▶ [To be done]:
Look through the data below. Collect every line where the word "color" occurs.

▶ [Provided data]:
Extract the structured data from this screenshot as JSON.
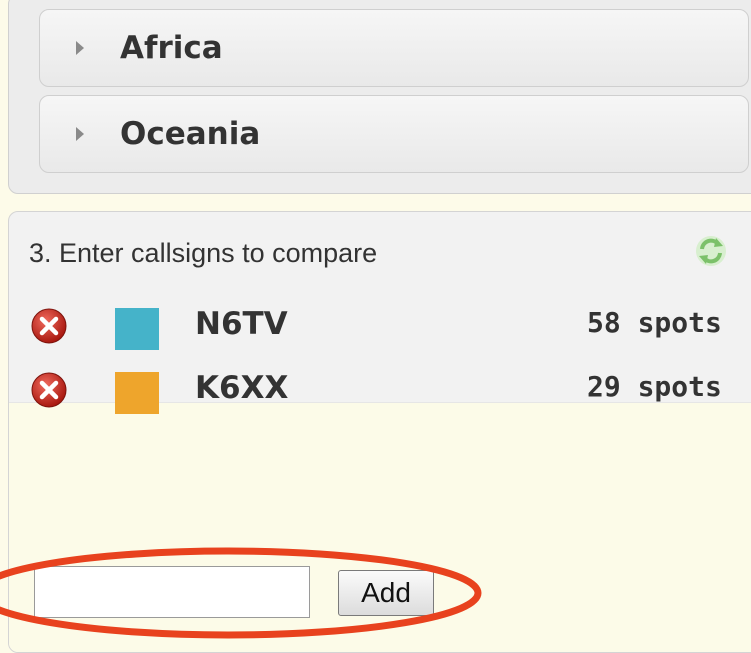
{
  "regions": {
    "items": [
      {
        "label": "Africa"
      },
      {
        "label": "Oceania"
      }
    ]
  },
  "compare": {
    "title": "3. Enter callsigns to compare",
    "callsigns": [
      {
        "callsign": "N6TV",
        "spots": "58 spots",
        "color": "#45b3c9"
      },
      {
        "callsign": "K6XX",
        "spots": "29 spots",
        "color": "#eea52c"
      }
    ],
    "input": {
      "value": "",
      "placeholder": ""
    },
    "add_label": "Add"
  },
  "annotation": {
    "color": "#e8421e"
  },
  "icons": {
    "refresh": "refresh-icon",
    "remove": "remove-icon",
    "expand": "triangle-right-icon"
  }
}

▶ [Task response]:
        "color": "#45b3c9"
        "color": "#eea52c"
    "color": "#e8421e"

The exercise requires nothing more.